» **Work to do**
Would you pull out every line of the material that contains the string "Exports"?

» **Given records**
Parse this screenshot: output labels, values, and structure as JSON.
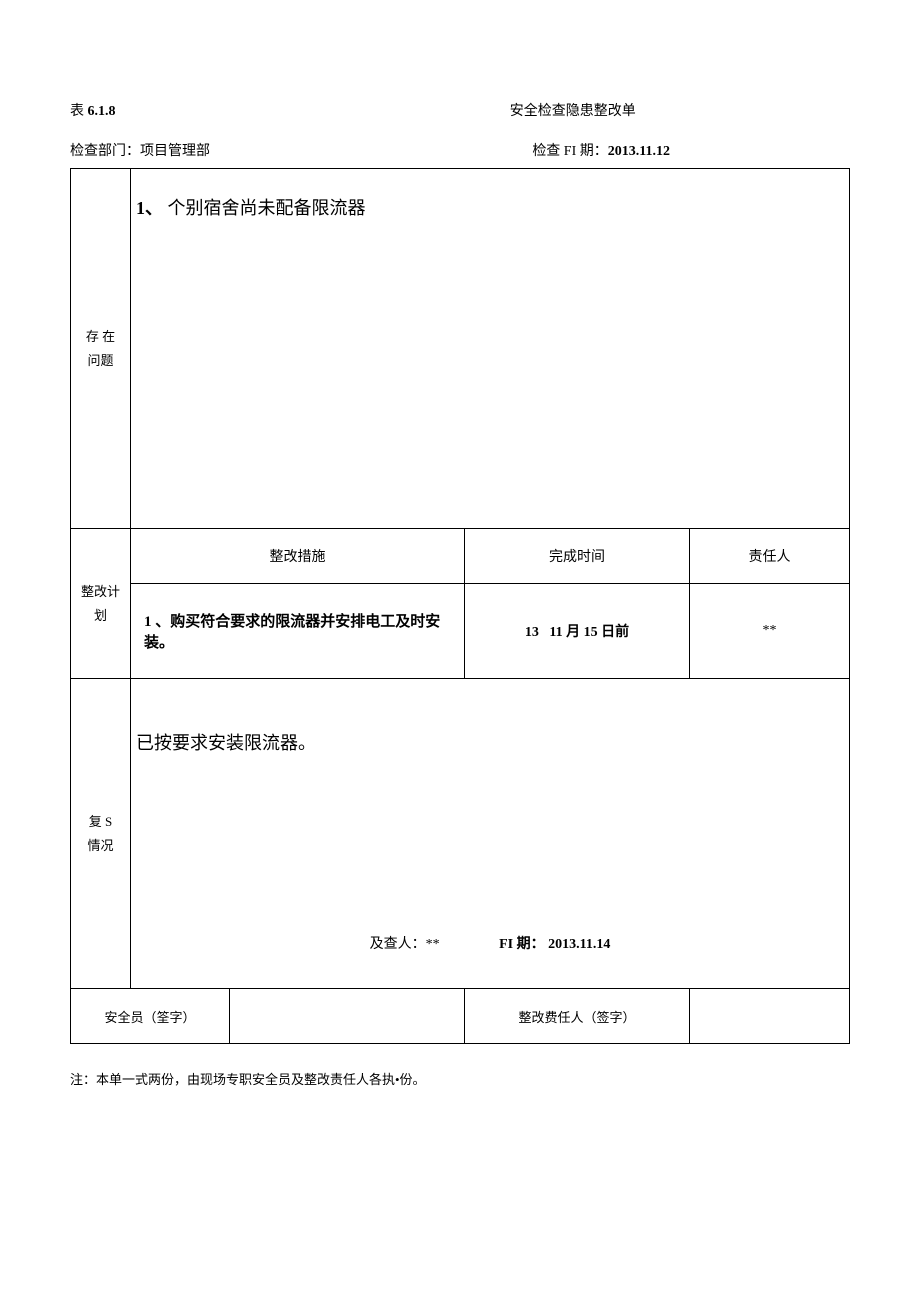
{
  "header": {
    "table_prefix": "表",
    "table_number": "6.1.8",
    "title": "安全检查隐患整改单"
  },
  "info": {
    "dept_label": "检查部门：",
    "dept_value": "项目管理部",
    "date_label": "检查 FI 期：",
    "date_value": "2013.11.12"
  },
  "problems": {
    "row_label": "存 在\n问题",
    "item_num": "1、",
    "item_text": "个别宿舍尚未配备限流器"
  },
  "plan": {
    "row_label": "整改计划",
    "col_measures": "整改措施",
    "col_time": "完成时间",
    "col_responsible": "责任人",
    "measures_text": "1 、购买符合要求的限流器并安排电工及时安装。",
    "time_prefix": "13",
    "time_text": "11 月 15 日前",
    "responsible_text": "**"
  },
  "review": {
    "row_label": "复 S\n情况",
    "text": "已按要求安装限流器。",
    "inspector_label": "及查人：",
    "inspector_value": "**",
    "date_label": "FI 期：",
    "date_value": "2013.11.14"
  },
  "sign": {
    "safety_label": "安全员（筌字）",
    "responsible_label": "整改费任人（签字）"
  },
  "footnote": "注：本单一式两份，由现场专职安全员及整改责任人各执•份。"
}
==
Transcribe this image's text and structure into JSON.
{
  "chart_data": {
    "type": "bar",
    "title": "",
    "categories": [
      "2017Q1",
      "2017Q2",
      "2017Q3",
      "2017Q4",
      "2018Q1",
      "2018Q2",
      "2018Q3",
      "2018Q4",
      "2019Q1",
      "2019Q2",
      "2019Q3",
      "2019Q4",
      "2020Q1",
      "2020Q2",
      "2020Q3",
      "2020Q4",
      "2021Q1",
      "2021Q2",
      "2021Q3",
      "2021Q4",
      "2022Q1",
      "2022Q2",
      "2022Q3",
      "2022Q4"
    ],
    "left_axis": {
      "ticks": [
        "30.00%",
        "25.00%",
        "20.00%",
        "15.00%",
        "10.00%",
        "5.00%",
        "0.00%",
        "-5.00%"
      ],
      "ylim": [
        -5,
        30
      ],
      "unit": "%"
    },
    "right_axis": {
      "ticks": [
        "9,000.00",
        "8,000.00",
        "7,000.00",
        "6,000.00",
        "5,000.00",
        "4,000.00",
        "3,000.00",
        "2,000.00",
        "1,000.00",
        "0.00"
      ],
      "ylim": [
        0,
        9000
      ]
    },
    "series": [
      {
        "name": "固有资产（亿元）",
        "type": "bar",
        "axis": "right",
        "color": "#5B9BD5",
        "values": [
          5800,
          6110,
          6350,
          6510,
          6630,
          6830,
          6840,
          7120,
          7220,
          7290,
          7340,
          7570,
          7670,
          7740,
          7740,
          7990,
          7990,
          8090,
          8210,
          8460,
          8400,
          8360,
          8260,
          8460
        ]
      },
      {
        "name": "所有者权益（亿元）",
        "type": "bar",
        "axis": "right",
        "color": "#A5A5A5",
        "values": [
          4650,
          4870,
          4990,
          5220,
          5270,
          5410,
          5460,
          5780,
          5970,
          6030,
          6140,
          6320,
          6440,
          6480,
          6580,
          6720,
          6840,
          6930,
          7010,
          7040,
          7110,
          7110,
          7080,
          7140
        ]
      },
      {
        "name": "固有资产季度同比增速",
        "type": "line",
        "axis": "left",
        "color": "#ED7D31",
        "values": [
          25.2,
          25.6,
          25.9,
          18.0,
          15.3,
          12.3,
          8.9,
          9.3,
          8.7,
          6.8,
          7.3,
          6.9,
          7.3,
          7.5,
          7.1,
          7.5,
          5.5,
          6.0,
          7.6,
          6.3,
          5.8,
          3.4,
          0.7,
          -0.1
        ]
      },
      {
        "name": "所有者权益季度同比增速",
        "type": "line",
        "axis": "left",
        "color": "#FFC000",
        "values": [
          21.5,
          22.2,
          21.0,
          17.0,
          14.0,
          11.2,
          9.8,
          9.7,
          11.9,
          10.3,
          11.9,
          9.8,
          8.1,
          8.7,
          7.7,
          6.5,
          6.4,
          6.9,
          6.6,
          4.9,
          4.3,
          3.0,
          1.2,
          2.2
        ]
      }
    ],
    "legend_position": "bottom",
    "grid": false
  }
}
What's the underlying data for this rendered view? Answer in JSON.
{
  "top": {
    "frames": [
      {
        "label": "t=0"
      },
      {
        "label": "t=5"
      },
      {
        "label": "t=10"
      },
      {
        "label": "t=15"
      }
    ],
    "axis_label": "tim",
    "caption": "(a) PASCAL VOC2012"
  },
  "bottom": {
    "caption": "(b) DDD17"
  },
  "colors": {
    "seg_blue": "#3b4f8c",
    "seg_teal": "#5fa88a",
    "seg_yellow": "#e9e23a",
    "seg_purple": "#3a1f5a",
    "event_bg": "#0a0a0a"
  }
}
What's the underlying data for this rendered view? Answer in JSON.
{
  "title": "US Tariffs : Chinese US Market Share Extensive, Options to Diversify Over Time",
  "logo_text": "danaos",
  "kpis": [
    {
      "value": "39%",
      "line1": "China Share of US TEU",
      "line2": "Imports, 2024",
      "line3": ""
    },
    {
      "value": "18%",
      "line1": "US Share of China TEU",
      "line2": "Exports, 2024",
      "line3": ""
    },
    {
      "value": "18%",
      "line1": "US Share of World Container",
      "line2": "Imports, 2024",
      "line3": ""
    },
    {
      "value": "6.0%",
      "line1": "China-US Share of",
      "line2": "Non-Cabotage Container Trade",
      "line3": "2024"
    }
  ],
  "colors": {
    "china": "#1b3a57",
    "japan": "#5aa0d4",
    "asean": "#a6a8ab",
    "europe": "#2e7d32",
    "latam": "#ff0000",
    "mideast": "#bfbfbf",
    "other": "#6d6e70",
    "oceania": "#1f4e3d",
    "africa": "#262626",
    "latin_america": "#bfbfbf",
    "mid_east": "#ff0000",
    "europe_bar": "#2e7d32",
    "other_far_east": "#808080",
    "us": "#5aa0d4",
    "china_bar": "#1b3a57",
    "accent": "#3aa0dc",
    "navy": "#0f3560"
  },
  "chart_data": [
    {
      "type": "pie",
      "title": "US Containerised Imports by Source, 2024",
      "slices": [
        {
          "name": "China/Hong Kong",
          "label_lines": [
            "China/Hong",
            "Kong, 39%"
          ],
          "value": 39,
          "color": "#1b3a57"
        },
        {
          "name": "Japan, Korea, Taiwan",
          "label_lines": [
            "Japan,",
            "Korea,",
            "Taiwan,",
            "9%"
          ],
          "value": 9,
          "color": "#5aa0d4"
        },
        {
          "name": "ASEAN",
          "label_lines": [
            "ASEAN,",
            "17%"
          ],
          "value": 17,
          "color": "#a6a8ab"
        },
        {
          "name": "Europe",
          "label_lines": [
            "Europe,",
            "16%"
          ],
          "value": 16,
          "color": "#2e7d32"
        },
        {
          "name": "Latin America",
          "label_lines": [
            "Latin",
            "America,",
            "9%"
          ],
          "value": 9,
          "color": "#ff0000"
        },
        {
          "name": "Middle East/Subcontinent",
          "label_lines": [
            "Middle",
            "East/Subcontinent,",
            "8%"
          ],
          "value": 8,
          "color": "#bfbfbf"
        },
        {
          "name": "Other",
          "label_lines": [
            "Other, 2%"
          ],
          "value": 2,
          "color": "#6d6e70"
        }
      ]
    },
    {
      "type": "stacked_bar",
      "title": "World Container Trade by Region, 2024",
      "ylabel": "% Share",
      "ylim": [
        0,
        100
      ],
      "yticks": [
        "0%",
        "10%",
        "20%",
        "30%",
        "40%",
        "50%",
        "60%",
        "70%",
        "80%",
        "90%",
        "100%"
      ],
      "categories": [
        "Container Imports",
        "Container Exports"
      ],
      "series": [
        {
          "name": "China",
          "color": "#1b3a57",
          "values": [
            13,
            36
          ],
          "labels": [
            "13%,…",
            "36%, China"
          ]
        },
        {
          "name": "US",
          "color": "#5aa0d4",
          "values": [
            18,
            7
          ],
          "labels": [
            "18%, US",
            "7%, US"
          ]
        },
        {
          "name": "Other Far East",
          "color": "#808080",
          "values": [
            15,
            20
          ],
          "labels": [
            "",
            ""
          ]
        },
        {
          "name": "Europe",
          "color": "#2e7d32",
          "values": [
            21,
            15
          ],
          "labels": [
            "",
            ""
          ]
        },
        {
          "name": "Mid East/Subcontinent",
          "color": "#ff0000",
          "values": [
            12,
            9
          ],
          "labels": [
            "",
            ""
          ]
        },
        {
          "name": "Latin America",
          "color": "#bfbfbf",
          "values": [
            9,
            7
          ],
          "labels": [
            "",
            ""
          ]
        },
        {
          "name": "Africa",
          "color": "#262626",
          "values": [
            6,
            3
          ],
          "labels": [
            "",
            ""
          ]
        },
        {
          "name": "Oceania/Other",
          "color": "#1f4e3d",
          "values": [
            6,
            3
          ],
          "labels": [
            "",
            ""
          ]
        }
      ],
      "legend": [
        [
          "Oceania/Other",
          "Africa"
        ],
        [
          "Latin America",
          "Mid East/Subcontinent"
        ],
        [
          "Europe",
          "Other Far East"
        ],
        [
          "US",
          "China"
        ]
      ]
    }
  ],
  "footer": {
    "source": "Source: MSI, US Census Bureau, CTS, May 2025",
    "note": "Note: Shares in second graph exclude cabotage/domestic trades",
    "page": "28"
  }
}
...
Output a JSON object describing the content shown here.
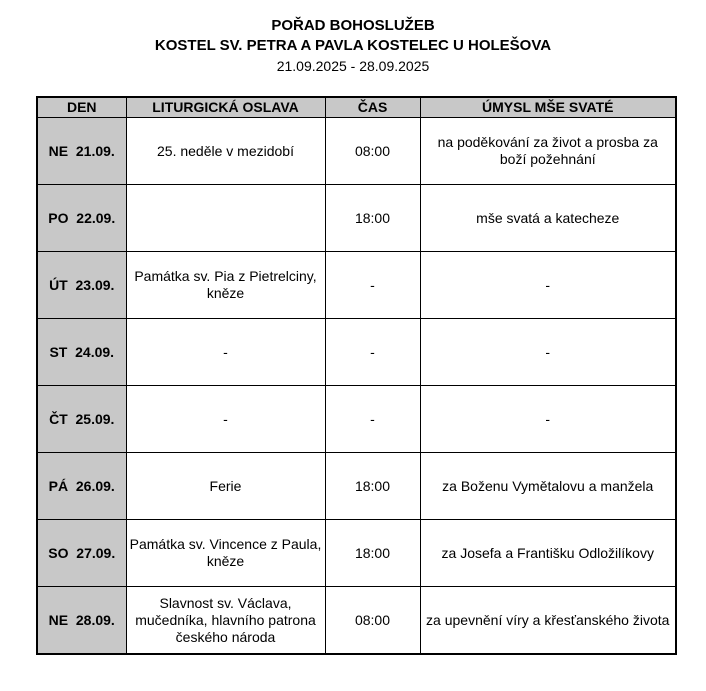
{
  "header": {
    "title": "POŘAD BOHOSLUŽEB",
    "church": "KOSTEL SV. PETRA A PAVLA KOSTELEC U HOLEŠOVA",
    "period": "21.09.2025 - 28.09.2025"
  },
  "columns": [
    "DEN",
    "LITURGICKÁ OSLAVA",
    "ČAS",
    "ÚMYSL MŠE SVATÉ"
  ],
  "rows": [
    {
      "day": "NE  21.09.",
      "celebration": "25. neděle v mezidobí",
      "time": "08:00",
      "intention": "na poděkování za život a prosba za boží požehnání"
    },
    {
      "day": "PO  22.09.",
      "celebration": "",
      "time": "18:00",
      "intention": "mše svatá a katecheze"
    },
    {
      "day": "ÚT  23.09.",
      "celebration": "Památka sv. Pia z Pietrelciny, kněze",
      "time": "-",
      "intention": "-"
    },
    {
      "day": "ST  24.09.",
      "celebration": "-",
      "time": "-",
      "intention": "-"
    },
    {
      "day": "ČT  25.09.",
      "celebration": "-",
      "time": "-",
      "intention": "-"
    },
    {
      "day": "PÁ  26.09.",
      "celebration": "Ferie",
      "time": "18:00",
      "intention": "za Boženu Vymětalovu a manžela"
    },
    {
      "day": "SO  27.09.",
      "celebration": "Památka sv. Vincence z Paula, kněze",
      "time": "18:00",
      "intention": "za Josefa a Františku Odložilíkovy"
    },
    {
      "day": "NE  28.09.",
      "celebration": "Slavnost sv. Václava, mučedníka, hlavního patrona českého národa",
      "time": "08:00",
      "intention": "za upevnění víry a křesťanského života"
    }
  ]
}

» **Response to the exercise**
      "line2": "Exports, 2024",
        "Container Exports"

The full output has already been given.